Retype the entries from their first line through the line containing "table-row[interactable]: 15./other/2... https://t.co/0", including both of those lines, without changing a single character.

· · ·

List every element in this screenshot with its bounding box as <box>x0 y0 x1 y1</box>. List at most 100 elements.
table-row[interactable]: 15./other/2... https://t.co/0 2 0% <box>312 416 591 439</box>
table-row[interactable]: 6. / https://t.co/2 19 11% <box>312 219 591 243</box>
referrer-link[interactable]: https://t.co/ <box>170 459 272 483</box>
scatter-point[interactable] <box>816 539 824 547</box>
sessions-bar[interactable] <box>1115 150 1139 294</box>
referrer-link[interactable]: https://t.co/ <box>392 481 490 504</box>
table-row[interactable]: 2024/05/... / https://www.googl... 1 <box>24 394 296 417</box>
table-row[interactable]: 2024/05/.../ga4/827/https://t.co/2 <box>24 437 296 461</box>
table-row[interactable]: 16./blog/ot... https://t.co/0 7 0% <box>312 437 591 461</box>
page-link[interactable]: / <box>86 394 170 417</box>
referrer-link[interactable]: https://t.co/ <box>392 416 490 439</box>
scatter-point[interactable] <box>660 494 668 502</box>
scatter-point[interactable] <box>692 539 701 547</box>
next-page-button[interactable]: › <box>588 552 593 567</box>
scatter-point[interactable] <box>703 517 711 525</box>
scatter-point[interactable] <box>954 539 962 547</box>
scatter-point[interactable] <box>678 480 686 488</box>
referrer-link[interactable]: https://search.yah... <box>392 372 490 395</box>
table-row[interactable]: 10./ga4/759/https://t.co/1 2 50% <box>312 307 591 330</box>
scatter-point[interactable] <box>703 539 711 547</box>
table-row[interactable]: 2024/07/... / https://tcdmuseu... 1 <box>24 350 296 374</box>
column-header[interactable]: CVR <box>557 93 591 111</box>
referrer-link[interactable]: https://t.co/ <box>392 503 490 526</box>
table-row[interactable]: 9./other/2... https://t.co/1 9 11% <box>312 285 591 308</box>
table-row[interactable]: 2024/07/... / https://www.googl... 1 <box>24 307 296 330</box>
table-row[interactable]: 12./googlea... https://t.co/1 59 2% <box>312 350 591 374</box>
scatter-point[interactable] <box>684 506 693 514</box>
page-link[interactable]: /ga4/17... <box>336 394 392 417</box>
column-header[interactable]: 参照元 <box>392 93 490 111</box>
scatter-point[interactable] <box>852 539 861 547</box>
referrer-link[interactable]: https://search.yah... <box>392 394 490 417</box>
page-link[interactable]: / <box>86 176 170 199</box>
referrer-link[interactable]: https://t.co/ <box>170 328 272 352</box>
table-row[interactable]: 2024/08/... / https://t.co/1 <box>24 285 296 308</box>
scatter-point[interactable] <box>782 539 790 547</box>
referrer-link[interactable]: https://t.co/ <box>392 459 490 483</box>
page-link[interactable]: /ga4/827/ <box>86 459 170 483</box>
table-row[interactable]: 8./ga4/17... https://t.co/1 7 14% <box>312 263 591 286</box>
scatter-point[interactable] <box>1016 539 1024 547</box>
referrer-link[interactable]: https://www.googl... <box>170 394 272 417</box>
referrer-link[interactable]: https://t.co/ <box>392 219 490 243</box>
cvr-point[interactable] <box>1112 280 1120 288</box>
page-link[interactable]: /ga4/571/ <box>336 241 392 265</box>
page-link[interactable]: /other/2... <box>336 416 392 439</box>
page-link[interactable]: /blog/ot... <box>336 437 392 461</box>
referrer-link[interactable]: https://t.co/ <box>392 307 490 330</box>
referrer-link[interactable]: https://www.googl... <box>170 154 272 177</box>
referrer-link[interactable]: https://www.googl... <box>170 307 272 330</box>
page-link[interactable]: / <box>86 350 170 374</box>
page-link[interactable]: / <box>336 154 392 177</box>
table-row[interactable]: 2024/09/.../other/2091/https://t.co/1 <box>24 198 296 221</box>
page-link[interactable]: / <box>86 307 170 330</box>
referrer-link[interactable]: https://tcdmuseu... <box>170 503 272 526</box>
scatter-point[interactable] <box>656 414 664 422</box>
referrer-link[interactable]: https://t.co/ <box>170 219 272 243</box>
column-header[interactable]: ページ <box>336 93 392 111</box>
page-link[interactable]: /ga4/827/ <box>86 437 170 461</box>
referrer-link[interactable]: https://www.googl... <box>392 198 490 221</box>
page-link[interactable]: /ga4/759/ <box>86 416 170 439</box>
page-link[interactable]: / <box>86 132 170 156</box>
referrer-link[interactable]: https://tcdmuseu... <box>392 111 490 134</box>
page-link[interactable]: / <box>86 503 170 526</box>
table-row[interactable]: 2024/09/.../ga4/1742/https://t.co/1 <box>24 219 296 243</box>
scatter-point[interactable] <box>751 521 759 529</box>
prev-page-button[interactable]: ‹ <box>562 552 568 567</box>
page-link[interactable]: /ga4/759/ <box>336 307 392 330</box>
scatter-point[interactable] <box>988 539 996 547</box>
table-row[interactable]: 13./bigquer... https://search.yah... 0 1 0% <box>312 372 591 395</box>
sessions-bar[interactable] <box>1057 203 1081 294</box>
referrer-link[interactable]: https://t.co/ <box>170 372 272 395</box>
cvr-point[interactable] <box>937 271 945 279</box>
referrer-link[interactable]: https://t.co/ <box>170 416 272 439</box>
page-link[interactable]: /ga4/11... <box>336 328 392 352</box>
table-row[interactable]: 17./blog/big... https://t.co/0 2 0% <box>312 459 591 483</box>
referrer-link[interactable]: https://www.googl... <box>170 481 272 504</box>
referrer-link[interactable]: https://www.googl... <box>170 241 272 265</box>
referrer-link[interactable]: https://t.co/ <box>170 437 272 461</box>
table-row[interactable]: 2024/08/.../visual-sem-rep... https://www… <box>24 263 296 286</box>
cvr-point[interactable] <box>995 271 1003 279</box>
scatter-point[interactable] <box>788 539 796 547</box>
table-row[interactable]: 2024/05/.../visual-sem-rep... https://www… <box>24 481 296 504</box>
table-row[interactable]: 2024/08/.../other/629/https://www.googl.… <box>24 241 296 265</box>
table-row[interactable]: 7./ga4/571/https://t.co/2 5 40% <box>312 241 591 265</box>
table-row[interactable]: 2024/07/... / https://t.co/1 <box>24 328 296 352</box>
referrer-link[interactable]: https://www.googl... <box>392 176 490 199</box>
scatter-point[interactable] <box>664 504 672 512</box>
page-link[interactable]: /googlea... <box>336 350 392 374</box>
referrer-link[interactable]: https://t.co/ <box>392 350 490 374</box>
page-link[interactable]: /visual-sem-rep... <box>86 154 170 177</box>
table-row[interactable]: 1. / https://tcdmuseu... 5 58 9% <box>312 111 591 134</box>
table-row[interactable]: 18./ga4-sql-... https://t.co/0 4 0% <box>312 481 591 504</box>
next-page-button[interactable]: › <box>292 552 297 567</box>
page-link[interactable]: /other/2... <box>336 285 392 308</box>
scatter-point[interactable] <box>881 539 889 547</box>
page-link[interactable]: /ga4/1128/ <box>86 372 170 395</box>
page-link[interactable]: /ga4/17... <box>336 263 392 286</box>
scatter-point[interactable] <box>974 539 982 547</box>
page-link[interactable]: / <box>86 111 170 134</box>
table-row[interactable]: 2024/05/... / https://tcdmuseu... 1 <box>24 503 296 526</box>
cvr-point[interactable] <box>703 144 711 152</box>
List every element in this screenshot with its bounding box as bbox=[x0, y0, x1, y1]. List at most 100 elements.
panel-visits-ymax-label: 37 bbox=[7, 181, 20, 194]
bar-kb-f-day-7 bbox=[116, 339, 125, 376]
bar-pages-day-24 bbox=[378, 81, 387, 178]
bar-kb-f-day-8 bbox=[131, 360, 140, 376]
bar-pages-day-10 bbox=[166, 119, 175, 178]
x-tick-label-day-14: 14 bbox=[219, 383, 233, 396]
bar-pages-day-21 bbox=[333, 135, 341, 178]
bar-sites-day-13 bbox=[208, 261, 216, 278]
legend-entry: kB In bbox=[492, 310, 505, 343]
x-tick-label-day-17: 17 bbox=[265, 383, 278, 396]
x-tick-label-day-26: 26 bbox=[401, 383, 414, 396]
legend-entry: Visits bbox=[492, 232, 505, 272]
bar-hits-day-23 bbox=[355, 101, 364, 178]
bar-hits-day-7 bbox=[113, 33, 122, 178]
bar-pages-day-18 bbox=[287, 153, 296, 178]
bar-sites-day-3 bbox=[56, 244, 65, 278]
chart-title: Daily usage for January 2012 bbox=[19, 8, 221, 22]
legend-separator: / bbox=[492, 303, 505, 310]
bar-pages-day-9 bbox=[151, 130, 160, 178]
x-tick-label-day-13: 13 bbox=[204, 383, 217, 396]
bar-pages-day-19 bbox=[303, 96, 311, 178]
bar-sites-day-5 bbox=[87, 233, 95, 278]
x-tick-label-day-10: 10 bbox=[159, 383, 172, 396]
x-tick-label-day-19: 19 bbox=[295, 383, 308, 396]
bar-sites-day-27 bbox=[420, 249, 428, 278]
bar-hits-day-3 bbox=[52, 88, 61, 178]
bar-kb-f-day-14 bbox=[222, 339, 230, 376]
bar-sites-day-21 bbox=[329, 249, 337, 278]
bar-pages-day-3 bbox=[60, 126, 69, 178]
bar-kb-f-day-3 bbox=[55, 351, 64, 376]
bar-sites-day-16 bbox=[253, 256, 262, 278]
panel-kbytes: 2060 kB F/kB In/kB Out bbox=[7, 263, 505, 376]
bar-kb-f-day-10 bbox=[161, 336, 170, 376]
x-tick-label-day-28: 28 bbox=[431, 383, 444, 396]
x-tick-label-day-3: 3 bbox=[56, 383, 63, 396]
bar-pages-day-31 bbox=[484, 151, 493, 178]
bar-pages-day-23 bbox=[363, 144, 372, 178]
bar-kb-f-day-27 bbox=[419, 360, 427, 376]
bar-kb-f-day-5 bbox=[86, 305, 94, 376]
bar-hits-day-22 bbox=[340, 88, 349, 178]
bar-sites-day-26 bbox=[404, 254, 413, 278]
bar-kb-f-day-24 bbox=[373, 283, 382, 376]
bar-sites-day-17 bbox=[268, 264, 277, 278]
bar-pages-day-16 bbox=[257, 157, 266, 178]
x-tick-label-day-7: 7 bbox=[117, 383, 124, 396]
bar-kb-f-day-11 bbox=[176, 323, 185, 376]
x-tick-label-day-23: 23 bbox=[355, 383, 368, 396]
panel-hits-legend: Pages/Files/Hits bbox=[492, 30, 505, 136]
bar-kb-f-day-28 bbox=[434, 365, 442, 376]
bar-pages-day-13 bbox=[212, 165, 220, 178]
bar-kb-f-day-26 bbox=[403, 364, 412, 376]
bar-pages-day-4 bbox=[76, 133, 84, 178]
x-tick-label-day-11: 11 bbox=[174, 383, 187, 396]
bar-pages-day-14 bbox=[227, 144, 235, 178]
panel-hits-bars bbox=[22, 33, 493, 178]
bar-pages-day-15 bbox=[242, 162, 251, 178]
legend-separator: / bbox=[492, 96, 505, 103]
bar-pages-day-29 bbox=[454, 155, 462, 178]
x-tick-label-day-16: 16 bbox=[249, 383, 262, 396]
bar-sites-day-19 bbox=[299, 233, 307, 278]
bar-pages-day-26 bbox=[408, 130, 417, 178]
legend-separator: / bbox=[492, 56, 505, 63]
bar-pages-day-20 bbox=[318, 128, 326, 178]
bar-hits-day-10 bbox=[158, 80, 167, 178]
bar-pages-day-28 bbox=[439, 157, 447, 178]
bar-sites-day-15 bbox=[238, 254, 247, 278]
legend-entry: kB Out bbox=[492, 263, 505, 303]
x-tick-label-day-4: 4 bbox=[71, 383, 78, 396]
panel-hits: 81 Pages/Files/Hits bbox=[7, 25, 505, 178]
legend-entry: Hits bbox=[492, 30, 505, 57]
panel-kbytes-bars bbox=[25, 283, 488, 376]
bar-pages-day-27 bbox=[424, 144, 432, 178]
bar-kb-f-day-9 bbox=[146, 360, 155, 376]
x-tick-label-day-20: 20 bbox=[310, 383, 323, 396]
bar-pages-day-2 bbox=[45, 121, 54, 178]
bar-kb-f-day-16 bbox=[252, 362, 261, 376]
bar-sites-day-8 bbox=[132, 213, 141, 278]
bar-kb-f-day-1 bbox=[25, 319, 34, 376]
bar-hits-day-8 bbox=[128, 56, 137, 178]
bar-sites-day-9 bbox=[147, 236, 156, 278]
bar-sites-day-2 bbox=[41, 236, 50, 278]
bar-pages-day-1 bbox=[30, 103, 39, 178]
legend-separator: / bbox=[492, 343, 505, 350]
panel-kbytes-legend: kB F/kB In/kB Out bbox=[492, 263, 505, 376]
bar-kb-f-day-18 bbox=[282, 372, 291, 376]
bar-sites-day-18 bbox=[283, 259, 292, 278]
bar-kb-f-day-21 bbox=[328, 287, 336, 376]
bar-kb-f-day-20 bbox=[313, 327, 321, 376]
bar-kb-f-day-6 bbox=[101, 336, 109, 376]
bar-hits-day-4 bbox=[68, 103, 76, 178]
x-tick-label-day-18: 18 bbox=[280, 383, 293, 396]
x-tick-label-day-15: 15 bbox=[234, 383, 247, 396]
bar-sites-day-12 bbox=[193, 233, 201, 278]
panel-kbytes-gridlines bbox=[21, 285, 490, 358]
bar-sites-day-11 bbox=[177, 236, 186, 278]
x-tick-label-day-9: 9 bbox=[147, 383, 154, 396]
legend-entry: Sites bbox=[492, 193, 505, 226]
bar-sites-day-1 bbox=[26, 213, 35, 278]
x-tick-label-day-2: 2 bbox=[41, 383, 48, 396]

· · ·

> The solution:
List every element in this screenshot with its bounding box as <box>x0 y0 x1 y1</box>. List at most 100 elements.
table-row[interactable]: 15./other/2... https://t.co/0 2 0% <box>312 416 591 439</box>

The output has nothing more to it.